● **PROVIDED RECORDS**

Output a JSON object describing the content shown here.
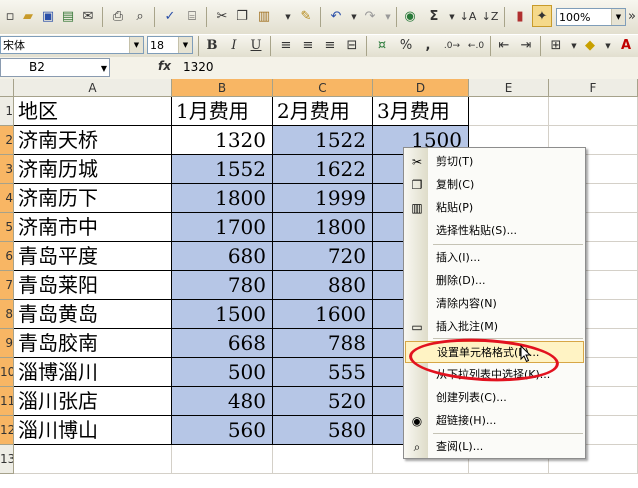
{
  "toolbar": {
    "zoom": "100%",
    "font_name": "宋体",
    "font_size": "18",
    "bold": "B",
    "italic": "I",
    "underline": "U",
    "sum": "Σ",
    "percent": "%",
    "comma": ","
  },
  "formula_bar": {
    "name_box": "B2",
    "fx": "fx",
    "value": "1320"
  },
  "sheet": {
    "columns": [
      "A",
      "B",
      "C",
      "D",
      "E",
      "F"
    ],
    "row_numbers": [
      "1",
      "2",
      "3",
      "4",
      "5",
      "6",
      "7",
      "8",
      "9",
      "10",
      "11",
      "12",
      "13"
    ],
    "header": [
      "地区",
      "1月费用",
      "2月费用",
      "3月费用"
    ],
    "rows": [
      {
        "region": "济南天桥",
        "m1": "1320",
        "m2": "1522",
        "m3": "1500"
      },
      {
        "region": "济南历城",
        "m1": "1552",
        "m2": "1622",
        "m3": ""
      },
      {
        "region": "济南历下",
        "m1": "1800",
        "m2": "1999",
        "m3": ""
      },
      {
        "region": "济南市中",
        "m1": "1700",
        "m2": "1800",
        "m3": ""
      },
      {
        "region": "青岛平度",
        "m1": "680",
        "m2": "720",
        "m3": ""
      },
      {
        "region": "青岛莱阳",
        "m1": "780",
        "m2": "880",
        "m3": ""
      },
      {
        "region": "青岛黄岛",
        "m1": "1500",
        "m2": "1600",
        "m3": ""
      },
      {
        "region": "青岛胶南",
        "m1": "668",
        "m2": "788",
        "m3": ""
      },
      {
        "region": "淄博淄川",
        "m1": "500",
        "m2": "555",
        "m3": ""
      },
      {
        "region": "淄川张店",
        "m1": "480",
        "m2": "520",
        "m3": ""
      },
      {
        "region": "淄川博山",
        "m1": "560",
        "m2": "580",
        "m3": ""
      }
    ]
  },
  "context_menu": {
    "items": [
      {
        "label": "剪切(T)",
        "icon": "scissors-icon"
      },
      {
        "label": "复制(C)",
        "icon": "copy-icon"
      },
      {
        "label": "粘贴(P)",
        "icon": "paste-icon"
      },
      {
        "label": "选择性粘贴(S)...",
        "icon": ""
      },
      {
        "label": "插入(I)...",
        "icon": ""
      },
      {
        "label": "删除(D)...",
        "icon": ""
      },
      {
        "label": "清除内容(N)",
        "icon": ""
      },
      {
        "label": "插入批注(M)",
        "icon": "comment-icon"
      },
      {
        "label": "设置单元格格式(F)...",
        "icon": ""
      },
      {
        "label": "从下拉列表中选择(K)...",
        "icon": ""
      },
      {
        "label": "创建列表(C)...",
        "icon": ""
      },
      {
        "label": "超链接(H)...",
        "icon": "hyperlink-icon"
      },
      {
        "label": "查阅(L)...",
        "icon": "lookup-icon"
      }
    ],
    "highlighted": "设置单元格格式(F)..."
  },
  "colors": {
    "selection": "#b6c6e6",
    "header_selected": "#f8b664",
    "annotation": "#e2121f"
  }
}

● **REQUIRED WORK**
Leave out the pictures and print each record exactly as it stands.

● **RESULT OF THE TASK**
Output a JSON object describing the content shown here.
{
  "toolbar": {
    "zoom": "100%",
    "font_name": "宋体",
    "font_size": "18",
    "bold": "B",
    "italic": "I",
    "underline": "U",
    "sum": "Σ",
    "percent": "%",
    "comma": ","
  },
  "formula_bar": {
    "name_box": "B2",
    "fx": "fx",
    "value": "1320"
  },
  "sheet": {
    "columns": [
      "A",
      "B",
      "C",
      "D",
      "E",
      "F"
    ],
    "row_numbers": [
      "1",
      "2",
      "3",
      "4",
      "5",
      "6",
      "7",
      "8",
      "9",
      "10",
      "11",
      "12",
      "13"
    ],
    "header": [
      "地区",
      "1月费用",
      "2月费用",
      "3月费用"
    ],
    "rows": [
      {
        "region": "济南天桥",
        "m1": "1320",
        "m2": "1522",
        "m3": "1500"
      },
      {
        "region": "济南历城",
        "m1": "1552",
        "m2": "1622",
        "m3": ""
      },
      {
        "region": "济南历下",
        "m1": "1800",
        "m2": "1999",
        "m3": ""
      },
      {
        "region": "济南市中",
        "m1": "1700",
        "m2": "1800",
        "m3": ""
      },
      {
        "region": "青岛平度",
        "m1": "680",
        "m2": "720",
        "m3": ""
      },
      {
        "region": "青岛莱阳",
        "m1": "780",
        "m2": "880",
        "m3": ""
      },
      {
        "region": "青岛黄岛",
        "m1": "1500",
        "m2": "1600",
        "m3": ""
      },
      {
        "region": "青岛胶南",
        "m1": "668",
        "m2": "788",
        "m3": ""
      },
      {
        "region": "淄博淄川",
        "m1": "500",
        "m2": "555",
        "m3": ""
      },
      {
        "region": "淄川张店",
        "m1": "480",
        "m2": "520",
        "m3": ""
      },
      {
        "region": "淄川博山",
        "m1": "560",
        "m2": "580",
        "m3": ""
      }
    ]
  },
  "context_menu": {
    "items": [
      {
        "label": "剪切(T)",
        "icon": "scissors-icon"
      },
      {
        "label": "复制(C)",
        "icon": "copy-icon"
      },
      {
        "label": "粘贴(P)",
        "icon": "paste-icon"
      },
      {
        "label": "选择性粘贴(S)...",
        "icon": ""
      },
      {
        "label": "插入(I)...",
        "icon": ""
      },
      {
        "label": "删除(D)...",
        "icon": ""
      },
      {
        "label": "清除内容(N)",
        "icon": ""
      },
      {
        "label": "插入批注(M)",
        "icon": "comment-icon"
      },
      {
        "label": "设置单元格格式(F)...",
        "icon": ""
      },
      {
        "label": "从下拉列表中选择(K)...",
        "icon": ""
      },
      {
        "label": "创建列表(C)...",
        "icon": ""
      },
      {
        "label": "超链接(H)...",
        "icon": "hyperlink-icon"
      },
      {
        "label": "查阅(L)...",
        "icon": "lookup-icon"
      }
    ],
    "highlighted": "设置单元格格式(F)..."
  },
  "colors": {
    "selection": "#b6c6e6",
    "header_selected": "#f8b664",
    "annotation": "#e2121f"
  }
}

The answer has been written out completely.